◆ **MATERIALS PROVIDED**:

============================================================

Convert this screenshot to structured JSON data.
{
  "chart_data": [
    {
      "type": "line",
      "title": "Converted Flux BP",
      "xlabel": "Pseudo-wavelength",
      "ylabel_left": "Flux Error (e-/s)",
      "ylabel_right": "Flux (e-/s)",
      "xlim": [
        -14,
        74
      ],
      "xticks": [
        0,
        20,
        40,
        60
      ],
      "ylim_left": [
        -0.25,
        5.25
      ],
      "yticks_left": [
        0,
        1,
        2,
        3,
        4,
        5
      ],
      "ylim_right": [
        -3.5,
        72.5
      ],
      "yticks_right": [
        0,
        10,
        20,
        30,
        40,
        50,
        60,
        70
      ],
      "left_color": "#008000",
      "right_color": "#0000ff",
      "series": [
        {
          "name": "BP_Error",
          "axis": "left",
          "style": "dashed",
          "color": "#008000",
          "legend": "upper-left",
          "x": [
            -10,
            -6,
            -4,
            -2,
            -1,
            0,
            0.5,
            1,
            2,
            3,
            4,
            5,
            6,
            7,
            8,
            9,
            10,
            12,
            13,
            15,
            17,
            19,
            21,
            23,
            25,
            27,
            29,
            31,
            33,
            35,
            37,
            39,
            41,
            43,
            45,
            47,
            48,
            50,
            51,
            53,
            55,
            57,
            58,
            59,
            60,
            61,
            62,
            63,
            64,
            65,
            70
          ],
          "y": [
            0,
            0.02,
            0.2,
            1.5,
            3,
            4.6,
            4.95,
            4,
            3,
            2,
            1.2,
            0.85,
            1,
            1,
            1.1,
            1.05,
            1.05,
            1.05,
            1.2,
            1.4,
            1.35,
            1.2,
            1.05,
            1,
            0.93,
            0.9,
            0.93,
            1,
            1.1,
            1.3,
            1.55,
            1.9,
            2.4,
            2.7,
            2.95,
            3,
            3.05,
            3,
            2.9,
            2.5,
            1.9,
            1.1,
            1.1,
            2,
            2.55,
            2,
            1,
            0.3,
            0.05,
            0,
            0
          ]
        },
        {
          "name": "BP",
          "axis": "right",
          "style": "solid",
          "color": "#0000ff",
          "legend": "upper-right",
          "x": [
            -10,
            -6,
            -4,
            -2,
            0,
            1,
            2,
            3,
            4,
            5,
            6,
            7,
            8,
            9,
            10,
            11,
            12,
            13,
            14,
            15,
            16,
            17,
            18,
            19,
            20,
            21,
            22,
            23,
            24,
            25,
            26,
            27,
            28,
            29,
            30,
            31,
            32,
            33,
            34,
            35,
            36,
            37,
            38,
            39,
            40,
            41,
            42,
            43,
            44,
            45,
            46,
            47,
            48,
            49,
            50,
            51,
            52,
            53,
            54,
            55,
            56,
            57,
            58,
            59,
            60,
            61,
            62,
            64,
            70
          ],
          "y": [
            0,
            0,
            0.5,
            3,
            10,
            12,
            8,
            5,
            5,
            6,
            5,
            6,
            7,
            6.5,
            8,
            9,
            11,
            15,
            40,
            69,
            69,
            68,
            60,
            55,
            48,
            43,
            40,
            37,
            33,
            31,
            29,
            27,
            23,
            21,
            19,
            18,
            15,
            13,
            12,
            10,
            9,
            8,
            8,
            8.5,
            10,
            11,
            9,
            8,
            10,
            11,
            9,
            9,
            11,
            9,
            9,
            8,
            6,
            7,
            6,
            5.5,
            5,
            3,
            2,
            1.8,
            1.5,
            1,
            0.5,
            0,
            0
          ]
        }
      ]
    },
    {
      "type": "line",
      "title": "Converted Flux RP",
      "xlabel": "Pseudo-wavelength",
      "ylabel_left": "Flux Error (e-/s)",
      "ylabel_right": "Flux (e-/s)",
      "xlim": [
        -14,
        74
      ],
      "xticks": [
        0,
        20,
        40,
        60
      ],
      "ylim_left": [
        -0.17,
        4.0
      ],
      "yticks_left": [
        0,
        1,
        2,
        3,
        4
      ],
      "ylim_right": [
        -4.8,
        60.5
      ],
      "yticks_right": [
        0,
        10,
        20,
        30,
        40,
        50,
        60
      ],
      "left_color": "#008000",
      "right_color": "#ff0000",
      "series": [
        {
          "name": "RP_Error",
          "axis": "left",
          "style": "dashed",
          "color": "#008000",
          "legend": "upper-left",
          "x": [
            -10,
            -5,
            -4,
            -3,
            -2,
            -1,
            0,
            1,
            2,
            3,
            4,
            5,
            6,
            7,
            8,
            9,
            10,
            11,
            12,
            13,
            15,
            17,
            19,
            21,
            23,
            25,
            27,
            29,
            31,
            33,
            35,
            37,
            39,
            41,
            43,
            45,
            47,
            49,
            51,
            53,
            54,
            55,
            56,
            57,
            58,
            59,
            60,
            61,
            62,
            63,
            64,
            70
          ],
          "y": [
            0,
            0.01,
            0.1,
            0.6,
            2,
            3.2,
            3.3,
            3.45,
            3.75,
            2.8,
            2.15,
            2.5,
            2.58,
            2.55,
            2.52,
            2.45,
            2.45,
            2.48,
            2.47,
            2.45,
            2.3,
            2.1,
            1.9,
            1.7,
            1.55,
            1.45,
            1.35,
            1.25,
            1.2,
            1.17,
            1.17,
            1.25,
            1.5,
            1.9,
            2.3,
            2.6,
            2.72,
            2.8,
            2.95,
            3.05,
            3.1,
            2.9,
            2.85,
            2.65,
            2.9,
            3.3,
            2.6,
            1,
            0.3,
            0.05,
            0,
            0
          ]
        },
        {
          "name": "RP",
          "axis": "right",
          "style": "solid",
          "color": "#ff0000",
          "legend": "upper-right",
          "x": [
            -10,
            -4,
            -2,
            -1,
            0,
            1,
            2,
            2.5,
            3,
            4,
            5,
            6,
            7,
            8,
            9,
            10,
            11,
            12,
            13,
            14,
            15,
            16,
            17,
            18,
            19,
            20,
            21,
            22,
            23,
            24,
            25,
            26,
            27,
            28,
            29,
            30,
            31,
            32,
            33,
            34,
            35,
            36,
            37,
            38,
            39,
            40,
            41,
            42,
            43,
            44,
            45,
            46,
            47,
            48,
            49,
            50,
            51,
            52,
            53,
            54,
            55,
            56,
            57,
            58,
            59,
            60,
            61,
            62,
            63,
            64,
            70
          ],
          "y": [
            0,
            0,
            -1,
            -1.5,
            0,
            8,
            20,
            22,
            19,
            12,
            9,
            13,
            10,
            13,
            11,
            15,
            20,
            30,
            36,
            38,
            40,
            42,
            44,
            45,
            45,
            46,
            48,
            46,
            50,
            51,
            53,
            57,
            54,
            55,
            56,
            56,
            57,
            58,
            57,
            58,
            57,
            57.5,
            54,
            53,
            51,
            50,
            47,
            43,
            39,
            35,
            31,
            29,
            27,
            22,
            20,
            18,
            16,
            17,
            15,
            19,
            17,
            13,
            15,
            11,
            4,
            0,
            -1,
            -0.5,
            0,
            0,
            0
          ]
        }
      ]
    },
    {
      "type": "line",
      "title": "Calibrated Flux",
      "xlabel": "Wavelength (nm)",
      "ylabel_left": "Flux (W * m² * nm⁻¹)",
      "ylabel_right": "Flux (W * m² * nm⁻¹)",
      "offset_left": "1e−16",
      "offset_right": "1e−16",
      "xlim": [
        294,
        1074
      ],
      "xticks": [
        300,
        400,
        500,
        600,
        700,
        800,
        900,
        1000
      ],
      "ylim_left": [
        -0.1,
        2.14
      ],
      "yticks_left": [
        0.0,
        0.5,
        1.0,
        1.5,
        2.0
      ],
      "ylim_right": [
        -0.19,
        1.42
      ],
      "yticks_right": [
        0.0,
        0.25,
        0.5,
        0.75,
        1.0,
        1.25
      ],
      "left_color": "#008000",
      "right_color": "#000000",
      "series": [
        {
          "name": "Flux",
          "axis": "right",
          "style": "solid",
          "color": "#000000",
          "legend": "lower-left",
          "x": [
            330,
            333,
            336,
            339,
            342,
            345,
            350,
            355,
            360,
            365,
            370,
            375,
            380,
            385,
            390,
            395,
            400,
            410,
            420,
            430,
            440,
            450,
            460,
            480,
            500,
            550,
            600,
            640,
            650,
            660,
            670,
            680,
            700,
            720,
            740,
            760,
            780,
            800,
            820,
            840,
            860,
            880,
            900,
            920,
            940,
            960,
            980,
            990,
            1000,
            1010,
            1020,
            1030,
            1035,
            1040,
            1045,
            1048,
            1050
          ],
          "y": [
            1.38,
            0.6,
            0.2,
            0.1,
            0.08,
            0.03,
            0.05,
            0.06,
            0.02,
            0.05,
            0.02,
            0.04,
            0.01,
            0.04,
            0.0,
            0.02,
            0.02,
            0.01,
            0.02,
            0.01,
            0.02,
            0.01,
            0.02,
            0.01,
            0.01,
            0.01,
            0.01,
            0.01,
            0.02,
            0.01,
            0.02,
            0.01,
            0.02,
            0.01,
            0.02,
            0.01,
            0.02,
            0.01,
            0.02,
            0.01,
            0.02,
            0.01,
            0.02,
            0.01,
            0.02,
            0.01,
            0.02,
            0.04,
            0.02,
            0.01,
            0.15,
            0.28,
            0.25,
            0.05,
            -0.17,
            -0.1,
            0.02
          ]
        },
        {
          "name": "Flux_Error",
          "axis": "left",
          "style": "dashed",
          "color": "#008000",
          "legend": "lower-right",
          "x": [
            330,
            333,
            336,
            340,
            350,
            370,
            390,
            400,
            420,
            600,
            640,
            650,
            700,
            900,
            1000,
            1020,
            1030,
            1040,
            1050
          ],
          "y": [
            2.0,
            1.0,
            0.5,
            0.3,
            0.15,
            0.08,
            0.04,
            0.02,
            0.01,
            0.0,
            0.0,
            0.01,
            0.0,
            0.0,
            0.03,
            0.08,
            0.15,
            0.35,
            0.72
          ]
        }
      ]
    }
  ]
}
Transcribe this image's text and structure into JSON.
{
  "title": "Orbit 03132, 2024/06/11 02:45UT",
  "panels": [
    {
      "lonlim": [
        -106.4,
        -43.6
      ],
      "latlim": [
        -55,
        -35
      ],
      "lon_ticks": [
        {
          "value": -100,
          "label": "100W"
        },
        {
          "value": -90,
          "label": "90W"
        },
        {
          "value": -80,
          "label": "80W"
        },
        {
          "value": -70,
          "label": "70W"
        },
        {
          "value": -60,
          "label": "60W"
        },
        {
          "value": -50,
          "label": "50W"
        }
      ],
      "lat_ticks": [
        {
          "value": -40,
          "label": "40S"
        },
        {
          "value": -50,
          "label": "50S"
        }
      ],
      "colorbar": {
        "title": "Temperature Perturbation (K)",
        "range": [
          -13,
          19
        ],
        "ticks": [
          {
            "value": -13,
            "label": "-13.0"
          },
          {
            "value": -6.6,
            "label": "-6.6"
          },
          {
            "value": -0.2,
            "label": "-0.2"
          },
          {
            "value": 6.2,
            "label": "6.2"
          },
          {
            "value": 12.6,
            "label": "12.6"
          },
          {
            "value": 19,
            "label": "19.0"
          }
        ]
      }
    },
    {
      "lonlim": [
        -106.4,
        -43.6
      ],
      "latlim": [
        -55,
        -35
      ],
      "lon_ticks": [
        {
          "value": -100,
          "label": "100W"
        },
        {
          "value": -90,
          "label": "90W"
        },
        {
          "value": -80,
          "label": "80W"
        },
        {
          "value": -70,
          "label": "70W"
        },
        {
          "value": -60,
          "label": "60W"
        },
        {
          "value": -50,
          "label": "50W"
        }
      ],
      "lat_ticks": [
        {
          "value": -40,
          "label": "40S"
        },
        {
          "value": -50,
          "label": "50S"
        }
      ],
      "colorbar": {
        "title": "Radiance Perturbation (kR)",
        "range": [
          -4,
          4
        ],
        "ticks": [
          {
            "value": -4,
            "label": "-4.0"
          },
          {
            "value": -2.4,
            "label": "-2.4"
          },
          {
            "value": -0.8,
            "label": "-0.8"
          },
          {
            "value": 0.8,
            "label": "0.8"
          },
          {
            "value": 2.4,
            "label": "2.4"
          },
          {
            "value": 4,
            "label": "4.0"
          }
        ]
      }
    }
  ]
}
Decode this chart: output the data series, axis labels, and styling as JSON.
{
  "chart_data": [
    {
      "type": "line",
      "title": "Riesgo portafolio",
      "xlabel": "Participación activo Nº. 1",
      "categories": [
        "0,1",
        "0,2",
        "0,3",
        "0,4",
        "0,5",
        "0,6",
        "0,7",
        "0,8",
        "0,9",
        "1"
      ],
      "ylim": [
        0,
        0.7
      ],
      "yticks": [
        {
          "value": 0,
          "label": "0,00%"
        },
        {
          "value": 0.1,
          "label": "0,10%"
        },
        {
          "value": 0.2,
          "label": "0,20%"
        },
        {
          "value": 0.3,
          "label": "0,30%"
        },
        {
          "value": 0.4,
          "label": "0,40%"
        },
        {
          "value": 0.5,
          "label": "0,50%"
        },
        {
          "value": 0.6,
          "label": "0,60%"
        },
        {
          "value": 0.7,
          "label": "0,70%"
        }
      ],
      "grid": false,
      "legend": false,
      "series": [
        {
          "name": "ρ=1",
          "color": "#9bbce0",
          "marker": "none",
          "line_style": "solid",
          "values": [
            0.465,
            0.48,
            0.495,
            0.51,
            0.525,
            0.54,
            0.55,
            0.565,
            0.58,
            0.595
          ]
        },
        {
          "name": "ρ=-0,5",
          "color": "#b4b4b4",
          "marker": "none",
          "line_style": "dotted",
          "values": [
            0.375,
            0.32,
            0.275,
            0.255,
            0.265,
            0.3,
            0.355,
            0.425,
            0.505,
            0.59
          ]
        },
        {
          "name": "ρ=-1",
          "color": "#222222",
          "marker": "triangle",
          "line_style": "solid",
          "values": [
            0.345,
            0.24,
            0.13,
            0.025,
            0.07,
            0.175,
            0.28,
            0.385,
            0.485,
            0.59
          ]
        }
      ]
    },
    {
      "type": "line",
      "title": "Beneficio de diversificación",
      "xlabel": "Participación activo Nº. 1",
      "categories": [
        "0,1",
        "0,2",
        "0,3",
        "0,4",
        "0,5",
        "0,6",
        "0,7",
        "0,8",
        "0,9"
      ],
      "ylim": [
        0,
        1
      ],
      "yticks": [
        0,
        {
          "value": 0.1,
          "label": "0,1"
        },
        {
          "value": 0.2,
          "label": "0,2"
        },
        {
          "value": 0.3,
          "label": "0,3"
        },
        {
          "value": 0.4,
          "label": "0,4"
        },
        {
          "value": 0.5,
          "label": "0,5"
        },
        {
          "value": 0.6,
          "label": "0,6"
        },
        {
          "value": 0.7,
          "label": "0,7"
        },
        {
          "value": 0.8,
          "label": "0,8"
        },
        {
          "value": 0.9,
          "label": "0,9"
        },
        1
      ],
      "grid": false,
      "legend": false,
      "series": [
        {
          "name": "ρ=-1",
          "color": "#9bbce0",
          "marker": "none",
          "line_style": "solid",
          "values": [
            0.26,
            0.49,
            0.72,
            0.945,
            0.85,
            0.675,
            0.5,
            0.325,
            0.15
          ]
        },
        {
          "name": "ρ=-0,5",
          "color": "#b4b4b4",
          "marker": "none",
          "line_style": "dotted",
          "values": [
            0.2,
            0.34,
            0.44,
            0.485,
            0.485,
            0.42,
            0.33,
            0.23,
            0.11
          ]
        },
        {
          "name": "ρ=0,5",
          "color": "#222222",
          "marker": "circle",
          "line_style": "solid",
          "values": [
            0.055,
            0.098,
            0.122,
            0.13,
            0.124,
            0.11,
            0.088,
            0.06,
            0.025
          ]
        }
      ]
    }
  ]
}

============================================================

◆ **SHORT PROBLEM**:
Look through the entries above. Extract each line with the word "lower".

◆ **WRITTEN ANSWER**:
          "legend": "lower-left",
          "legend": "lower-right",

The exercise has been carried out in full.